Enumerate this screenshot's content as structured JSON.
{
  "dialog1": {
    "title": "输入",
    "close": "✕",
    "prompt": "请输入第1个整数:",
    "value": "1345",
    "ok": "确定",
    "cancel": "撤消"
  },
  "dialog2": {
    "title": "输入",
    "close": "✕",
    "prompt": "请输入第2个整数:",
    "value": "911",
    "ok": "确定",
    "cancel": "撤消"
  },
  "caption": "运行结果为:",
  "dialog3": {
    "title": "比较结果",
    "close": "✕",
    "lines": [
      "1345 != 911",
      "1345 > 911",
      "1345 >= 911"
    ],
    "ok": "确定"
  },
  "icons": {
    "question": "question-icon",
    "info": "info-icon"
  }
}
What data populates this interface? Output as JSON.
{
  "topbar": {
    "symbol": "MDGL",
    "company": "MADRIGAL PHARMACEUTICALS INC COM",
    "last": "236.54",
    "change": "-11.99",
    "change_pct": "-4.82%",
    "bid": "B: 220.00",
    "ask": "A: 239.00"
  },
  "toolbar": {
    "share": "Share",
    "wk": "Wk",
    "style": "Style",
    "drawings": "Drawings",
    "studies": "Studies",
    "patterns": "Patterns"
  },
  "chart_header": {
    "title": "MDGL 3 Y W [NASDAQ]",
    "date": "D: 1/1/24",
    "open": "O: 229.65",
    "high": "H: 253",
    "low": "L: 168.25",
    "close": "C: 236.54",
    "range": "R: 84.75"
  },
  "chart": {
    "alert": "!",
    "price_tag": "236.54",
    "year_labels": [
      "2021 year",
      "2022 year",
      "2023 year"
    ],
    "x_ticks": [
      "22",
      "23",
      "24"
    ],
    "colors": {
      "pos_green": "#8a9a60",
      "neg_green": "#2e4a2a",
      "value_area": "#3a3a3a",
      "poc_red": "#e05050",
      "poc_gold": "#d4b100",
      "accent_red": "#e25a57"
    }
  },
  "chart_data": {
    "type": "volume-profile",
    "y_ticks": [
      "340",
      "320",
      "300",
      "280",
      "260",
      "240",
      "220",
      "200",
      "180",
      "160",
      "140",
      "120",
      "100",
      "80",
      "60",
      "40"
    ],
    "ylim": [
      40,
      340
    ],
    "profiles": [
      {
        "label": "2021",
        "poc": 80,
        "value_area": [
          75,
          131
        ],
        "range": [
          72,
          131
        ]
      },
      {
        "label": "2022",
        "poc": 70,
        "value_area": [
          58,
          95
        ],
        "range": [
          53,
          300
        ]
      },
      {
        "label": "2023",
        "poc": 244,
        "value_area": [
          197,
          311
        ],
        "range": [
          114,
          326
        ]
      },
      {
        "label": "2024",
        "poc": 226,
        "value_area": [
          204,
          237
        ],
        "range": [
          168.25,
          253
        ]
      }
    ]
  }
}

The task: Generate an exact reproduction of all entries.

Result of the exercise:
Enumerate this screenshot's content as structured JSON.
{
  "dialog1": {
    "title": "输入",
    "close": "✕",
    "prompt": "请输入第1个整数:",
    "value": "1345",
    "ok": "确定",
    "cancel": "撤消"
  },
  "dialog2": {
    "title": "输入",
    "close": "✕",
    "prompt": "请输入第2个整数:",
    "value": "911",
    "ok": "确定",
    "cancel": "撤消"
  },
  "caption": "运行结果为:",
  "dialog3": {
    "title": "比较结果",
    "close": "✕",
    "lines": [
      "1345 != 911",
      "1345 > 911",
      "1345 >= 911"
    ],
    "ok": "确定"
  },
  "icons": {
    "question": "question-icon",
    "info": "info-icon"
  }
}
What data populates this interface? Output as JSON.
{
  "topbar": {
    "symbol": "MDGL",
    "company": "MADRIGAL PHARMACEUTICALS INC COM",
    "last": "236.54",
    "change": "-11.99",
    "change_pct": "-4.82%",
    "bid": "B: 220.00",
    "ask": "A: 239.00"
  },
  "toolbar": {
    "share": "Share",
    "wk": "Wk",
    "style": "Style",
    "drawings": "Drawings",
    "studies": "Studies",
    "patterns": "Patterns"
  },
  "chart_header": {
    "title": "MDGL 3 Y W [NASDAQ]",
    "date": "D: 1/1/24",
    "open": "O: 229.65",
    "high": "H: 253",
    "low": "L: 168.25",
    "close": "C: 236.54",
    "range": "R: 84.75"
  },
  "chart": {
    "alert": "!",
    "price_tag": "236.54",
    "year_labels": [
      "2021 year",
      "2022 year",
      "2023 year"
    ],
    "x_ticks": [
      "22",
      "23",
      "24"
    ],
    "colors": {
      "pos_green": "#8a9a60",
      "neg_green": "#2e4a2a",
      "value_area": "#3a3a3a",
      "poc_red": "#e05050",
      "poc_gold": "#d4b100",
      "accent_red": "#e25a57"
    }
  },
  "chart_data": {
    "type": "volume-profile",
    "y_ticks": [
      "340",
      "320",
      "300",
      "280",
      "260",
      "240",
      "220",
      "200",
      "180",
      "160",
      "140",
      "120",
      "100",
      "80",
      "60",
      "40"
    ],
    "ylim": [
      40,
      340
    ],
    "profiles": [
      {
        "label": "2021",
        "poc": 80,
        "value_area": [
          75,
          131
        ],
        "range": [
          72,
          131
        ]
      },
      {
        "label": "2022",
        "poc": 70,
        "value_area": [
          58,
          95
        ],
        "range": [
          53,
          300
        ]
      },
      {
        "label": "2023",
        "poc": 244,
        "value_area": [
          197,
          311
        ],
        "range": [
          114,
          326
        ]
      },
      {
        "label": "2024",
        "poc": 226,
        "value_area": [
          204,
          237
        ],
        "range": [
          168.25,
          253
        ]
      }
    ]
  }
}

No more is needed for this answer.